* [Task prompt]:
Reproduce the listing below without changes, except that pictures are left out.

[Some records]
<<<<

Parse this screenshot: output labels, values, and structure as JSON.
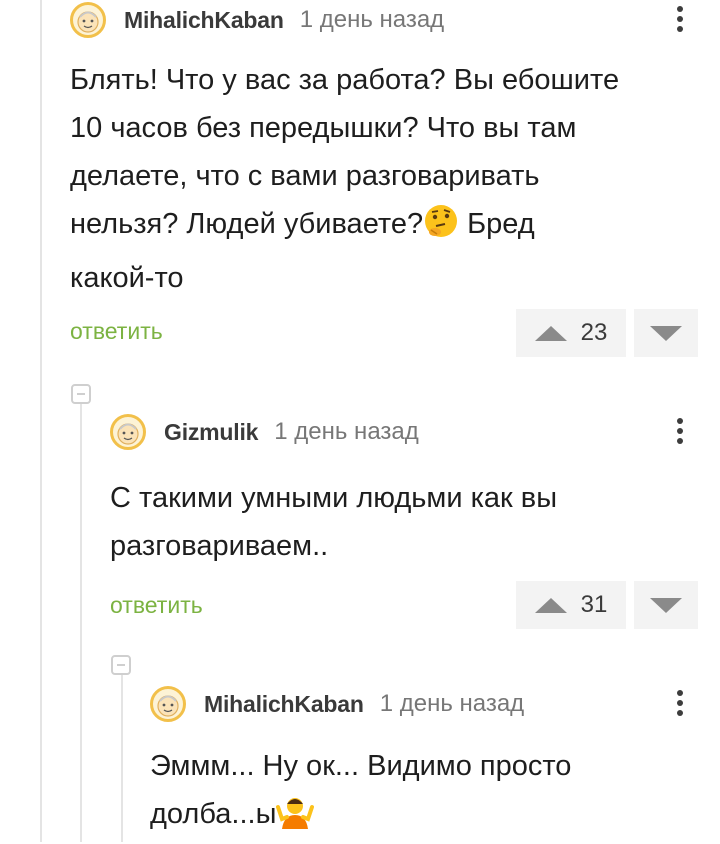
{
  "comments": [
    {
      "author": "MihalichKaban",
      "time": "1 день назад",
      "lines": [
        "Блять! Что у вас за работа? Вы ебошите",
        "10 часов без передышки? Что вы там",
        "делаете, что с вами разговаривать"
      ],
      "line4": "нельзя? Людей убиваете?",
      "line4_after": " Бред",
      "line5": "какой-то",
      "emoji": "thinking-face-icon",
      "reply": "ответить",
      "votes": "23"
    },
    {
      "author": "Gizmulik",
      "time": "1 день назад",
      "lines": [
        "С такими умными людьми как вы",
        "разговариваем.."
      ],
      "reply": "ответить",
      "votes": "31"
    },
    {
      "author": "MihalichKaban",
      "time": "1 день назад",
      "lines": [
        "Эммм... Ну ок... Видимо просто"
      ],
      "line2": "долба...ы",
      "emoji": "person-shrugging-icon"
    }
  ],
  "colors": {
    "reply": "#7cb342",
    "avatar_border": "#f2c04a",
    "vote_bg": "#f3f3f3"
  }
}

>>>>

* [Solution]:
Parse this screenshot: output labels, values, and structure as JSON.
{
  "comments": [
    {
      "author": "MihalichKaban",
      "time": "1 день назад",
      "lines": [
        "Блять! Что у вас за работа? Вы ебошите",
        "10 часов без передышки? Что вы там",
        "делаете, что с вами разговаривать"
      ],
      "line4": "нельзя? Людей убиваете?",
      "line4_after": " Бред",
      "line5": "какой-то",
      "emoji": "thinking-face-icon",
      "reply": "ответить",
      "votes": "23"
    },
    {
      "author": "Gizmulik",
      "time": "1 день назад",
      "lines": [
        "С такими умными людьми как вы",
        "разговариваем.."
      ],
      "reply": "ответить",
      "votes": "31"
    },
    {
      "author": "MihalichKaban",
      "time": "1 день назад",
      "lines": [
        "Эммм... Ну ок... Видимо просто"
      ],
      "line2": "долба...ы",
      "emoji": "person-shrugging-icon"
    }
  ],
  "colors": {
    "reply": "#7cb342",
    "avatar_border": "#f2c04a",
    "vote_bg": "#f3f3f3"
  }
}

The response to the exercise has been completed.